— Given problem —
Reproduce every line of the records below exactly, leaving out the pictures.

— Material for this exercise —
□ □ □ □
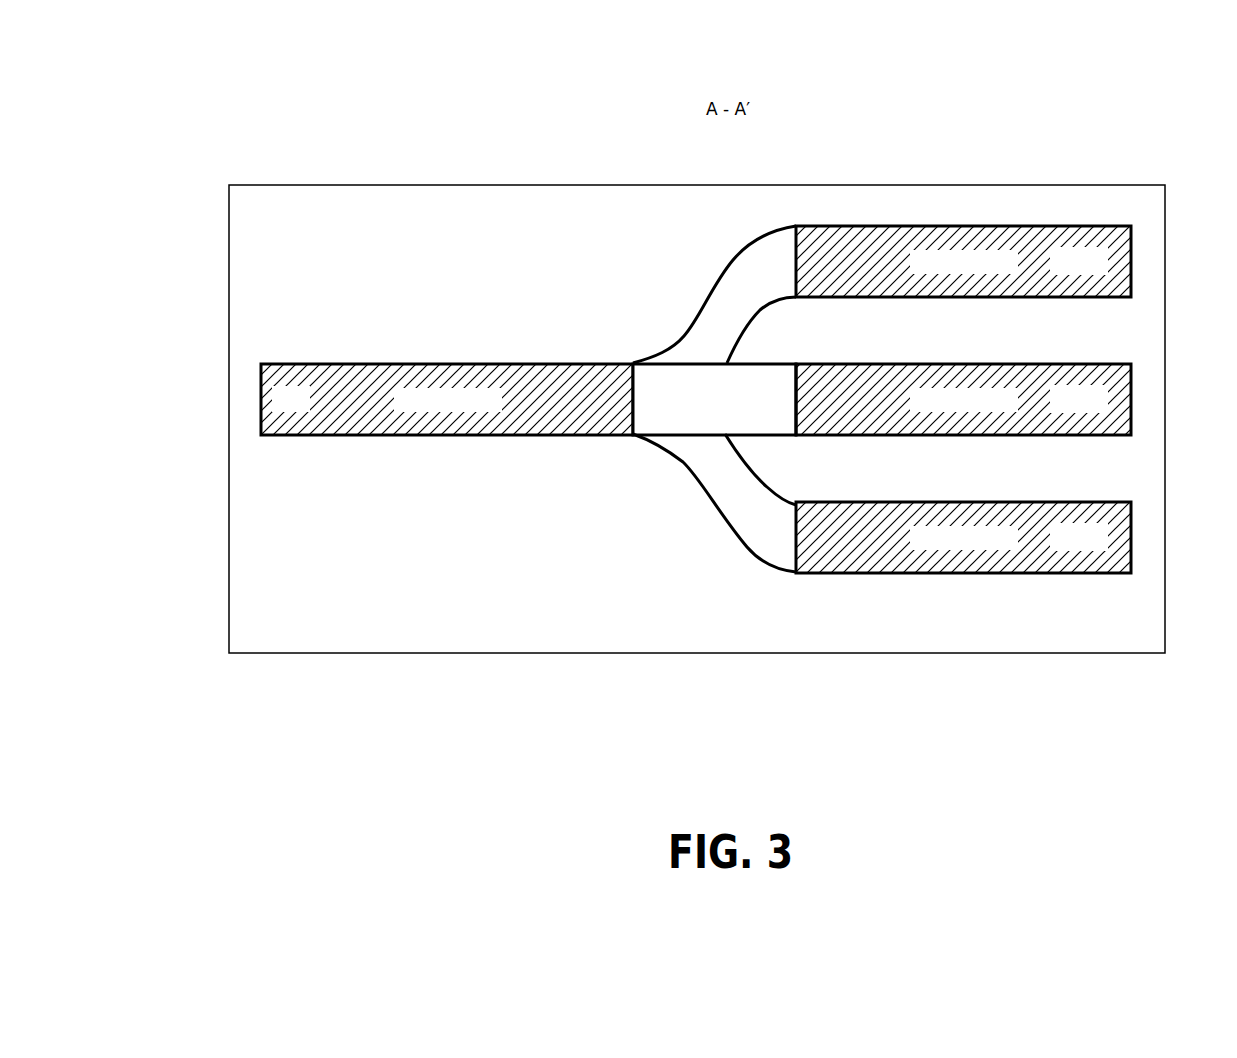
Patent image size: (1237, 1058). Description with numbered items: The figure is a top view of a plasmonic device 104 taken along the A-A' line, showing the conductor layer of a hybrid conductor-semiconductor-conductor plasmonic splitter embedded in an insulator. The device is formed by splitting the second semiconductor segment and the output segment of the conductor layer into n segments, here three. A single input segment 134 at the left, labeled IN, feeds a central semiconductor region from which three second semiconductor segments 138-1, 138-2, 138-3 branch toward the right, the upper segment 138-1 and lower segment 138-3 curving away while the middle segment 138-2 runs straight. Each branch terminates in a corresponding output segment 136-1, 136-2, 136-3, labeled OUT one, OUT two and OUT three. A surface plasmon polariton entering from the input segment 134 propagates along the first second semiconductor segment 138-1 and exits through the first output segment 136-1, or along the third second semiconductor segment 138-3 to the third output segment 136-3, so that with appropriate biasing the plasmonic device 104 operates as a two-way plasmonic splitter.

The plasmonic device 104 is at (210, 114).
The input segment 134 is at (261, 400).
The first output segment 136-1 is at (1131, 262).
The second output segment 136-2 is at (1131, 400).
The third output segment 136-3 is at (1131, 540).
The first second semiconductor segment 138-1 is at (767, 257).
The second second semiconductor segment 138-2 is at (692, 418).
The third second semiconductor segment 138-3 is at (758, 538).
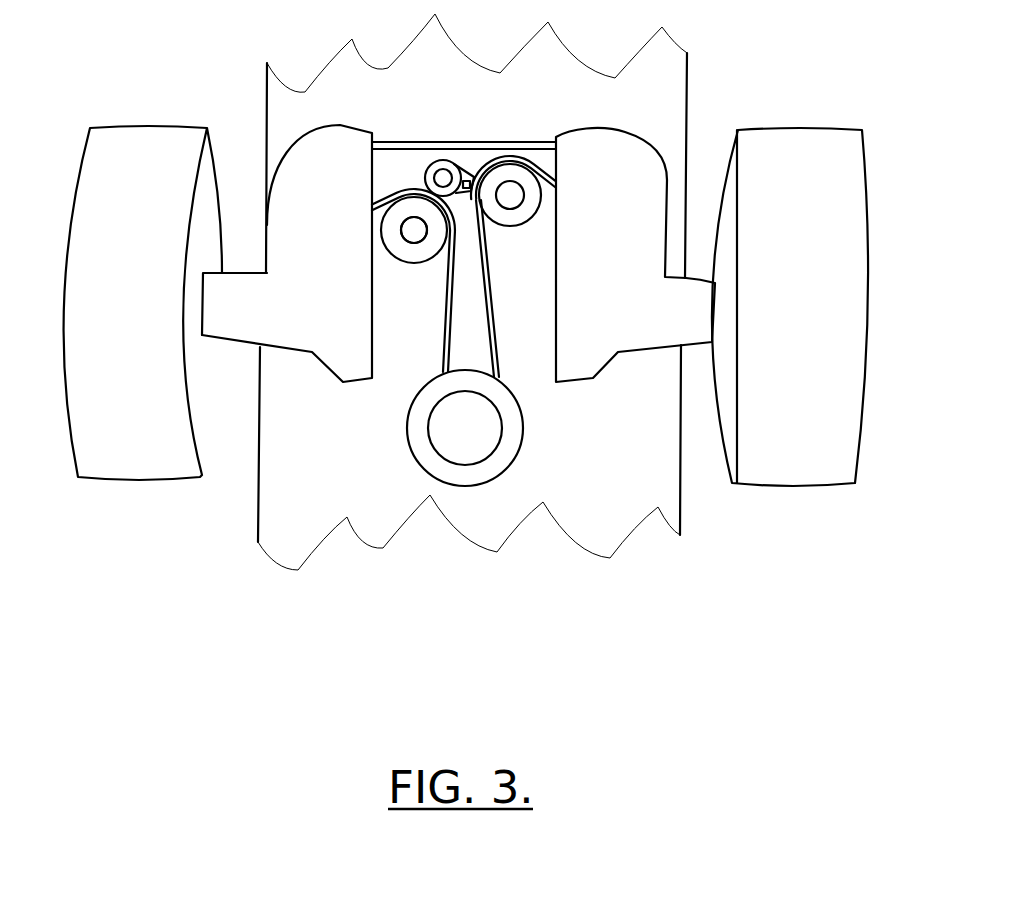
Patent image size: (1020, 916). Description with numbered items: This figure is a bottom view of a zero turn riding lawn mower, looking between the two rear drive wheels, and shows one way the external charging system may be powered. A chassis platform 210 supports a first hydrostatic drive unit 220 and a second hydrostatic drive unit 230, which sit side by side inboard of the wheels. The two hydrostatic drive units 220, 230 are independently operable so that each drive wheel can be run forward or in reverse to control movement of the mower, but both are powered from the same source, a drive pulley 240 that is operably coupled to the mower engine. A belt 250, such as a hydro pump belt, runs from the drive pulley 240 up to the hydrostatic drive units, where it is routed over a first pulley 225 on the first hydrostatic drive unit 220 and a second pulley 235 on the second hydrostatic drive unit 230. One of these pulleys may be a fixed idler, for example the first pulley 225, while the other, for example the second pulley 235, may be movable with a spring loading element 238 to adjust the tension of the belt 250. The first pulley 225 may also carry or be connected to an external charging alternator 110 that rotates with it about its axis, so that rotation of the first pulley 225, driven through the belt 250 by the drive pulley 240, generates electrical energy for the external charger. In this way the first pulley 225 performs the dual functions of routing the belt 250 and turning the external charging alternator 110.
□ □ □ □
— In response —
Patent image size: (1237, 1058). Description with numbered items: The figure is a top view of a plasmonic device 104 taken along the A-A' line, showing the conductor layer of a hybrid conductor-semiconductor-conductor plasmonic splitter embedded in an insulator. The device is formed by splitting the second semiconductor segment and the output segment of the conductor layer into n segments, here three. A single input segment 134 at the left, labeled IN, feeds a central semiconductor region from which three second semiconductor segments 138-1, 138-2, 138-3 branch toward the right, the upper segment 138-1 and lower segment 138-3 curving away while the middle segment 138-2 runs straight. Each branch terminates in a corresponding output segment 136-1, 136-2, 136-3, labeled OUT one, OUT two and OUT three. A surface plasmon polariton entering from the input segment 134 propagates along the first second semiconductor segment 138-1 and exits through the first output segment 136-1, or along the third second semiconductor segment 138-3 to the third output segment 136-3, so that with appropriate biasing the plasmonic device 104 operates as a two-way plasmonic splitter.

The plasmonic device 104 is at (210, 114).
The input segment 134 is at (261, 400).
The first output segment 136-1 is at (1131, 262).
The second output segment 136-2 is at (1131, 400).
The third output segment 136-3 is at (1131, 540).
The first second semiconductor segment 138-1 is at (767, 257).
The second second semiconductor segment 138-2 is at (692, 418).
The third second semiconductor segment 138-3 is at (758, 538).
Patent image size: (1020, 916). Description with numbered items: This figure is a bottom view of a zero turn riding lawn mower, looking between the two rear drive wheels, and shows one way the external charging system may be powered. A chassis platform 210 supports a first hydrostatic drive unit 220 and a second hydrostatic drive unit 230, which sit side by side inboard of the wheels. The two hydrostatic drive units 220, 230 are independently operable so that each drive wheel can be run forward or in reverse to control movement of the mower, but both are powered from the same source, a drive pulley 240 that is operably coupled to the mower engine. A belt 250, such as a hydro pump belt, runs from the drive pulley 240 up to the hydrostatic drive units, where it is routed over a first pulley 225 on the first hydrostatic drive unit 220 and a second pulley 235 on the second hydrostatic drive unit 230. One of these pulleys may be a fixed idler, for example the first pulley 225, while the other, for example the second pulley 235, may be movable with a spring loading element 238 to adjust the tension of the belt 250. The first pulley 225 may also carry or be connected to an external charging alternator 110 that rotates with it about its axis, so that rotation of the first pulley 225, driven through the belt 250 by the drive pulley 240, generates electrical energy for the external charger. In this way the first pulley 225 performs the dual functions of routing the belt 250 and turning the external charging alternator 110.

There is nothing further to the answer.